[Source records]

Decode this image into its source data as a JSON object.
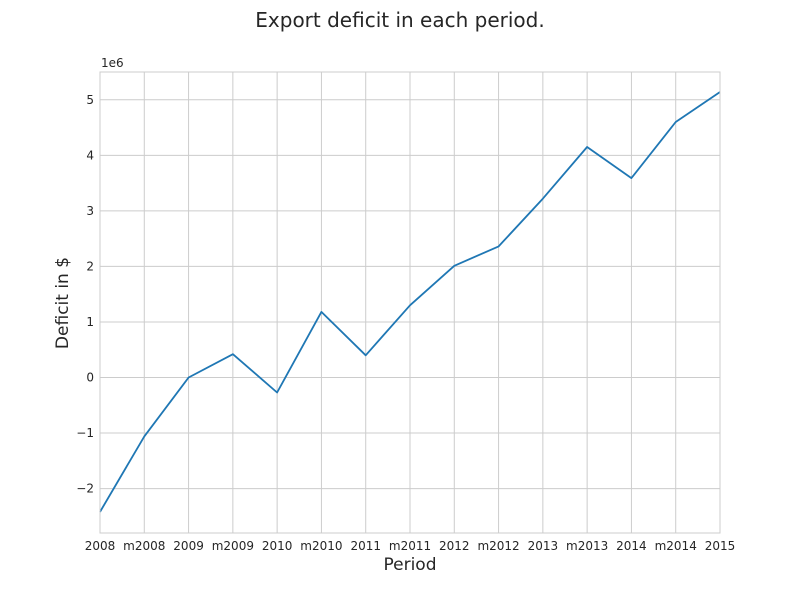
{
  "chart_data": {
    "type": "line",
    "title": "Export deficit in each period.",
    "xlabel": "Period",
    "ylabel": "Deficit in $",
    "y_offset_label": "1e6",
    "categories": [
      "2008",
      "m2008",
      "2009",
      "m2009",
      "2010",
      "m2010",
      "2011",
      "m2011",
      "2012",
      "m2012",
      "2013",
      "m2013",
      "2014",
      "m2014",
      "2015"
    ],
    "series": [
      {
        "values": [
          -2420000,
          -1060000,
          0,
          420000,
          -270000,
          1180000,
          400000,
          1300000,
          2010000,
          2360000,
          3220000,
          4150000,
          3590000,
          4600000,
          5140000
        ]
      }
    ],
    "ylim": [
      -2800000.0,
      5500000.0
    ],
    "y_ticks": [
      -2,
      -1,
      0,
      1,
      2,
      3,
      4,
      5
    ],
    "y_tick_labels": [
      "−2",
      "−1",
      "0",
      "1",
      "2",
      "3",
      "4",
      "5"
    ],
    "grid": true,
    "colors": {
      "line": "#1f77b4",
      "grid": "#cccccc",
      "frame": "#cccccc"
    }
  }
}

— PROBLEM STATEMENT —
Repeat the material exactly as it reads, without any of its pictures.

— RESULT OF THIS TASK —
Decode this image into its source data as a JSON object.
{
  "chart_data": {
    "type": "line",
    "title": "Export deficit in each period.",
    "xlabel": "Period",
    "ylabel": "Deficit in $",
    "y_offset_label": "1e6",
    "categories": [
      "2008",
      "m2008",
      "2009",
      "m2009",
      "2010",
      "m2010",
      "2011",
      "m2011",
      "2012",
      "m2012",
      "2013",
      "m2013",
      "2014",
      "m2014",
      "2015"
    ],
    "series": [
      {
        "values": [
          -2420000,
          -1060000,
          0,
          420000,
          -270000,
          1180000,
          400000,
          1300000,
          2010000,
          2360000,
          3220000,
          4150000,
          3590000,
          4600000,
          5140000
        ]
      }
    ],
    "ylim": [
      -2800000.0,
      5500000.0
    ],
    "y_ticks": [
      -2,
      -1,
      0,
      1,
      2,
      3,
      4,
      5
    ],
    "y_tick_labels": [
      "−2",
      "−1",
      "0",
      "1",
      "2",
      "3",
      "4",
      "5"
    ],
    "grid": true,
    "colors": {
      "line": "#1f77b4",
      "grid": "#cccccc",
      "frame": "#cccccc"
    }
  }
}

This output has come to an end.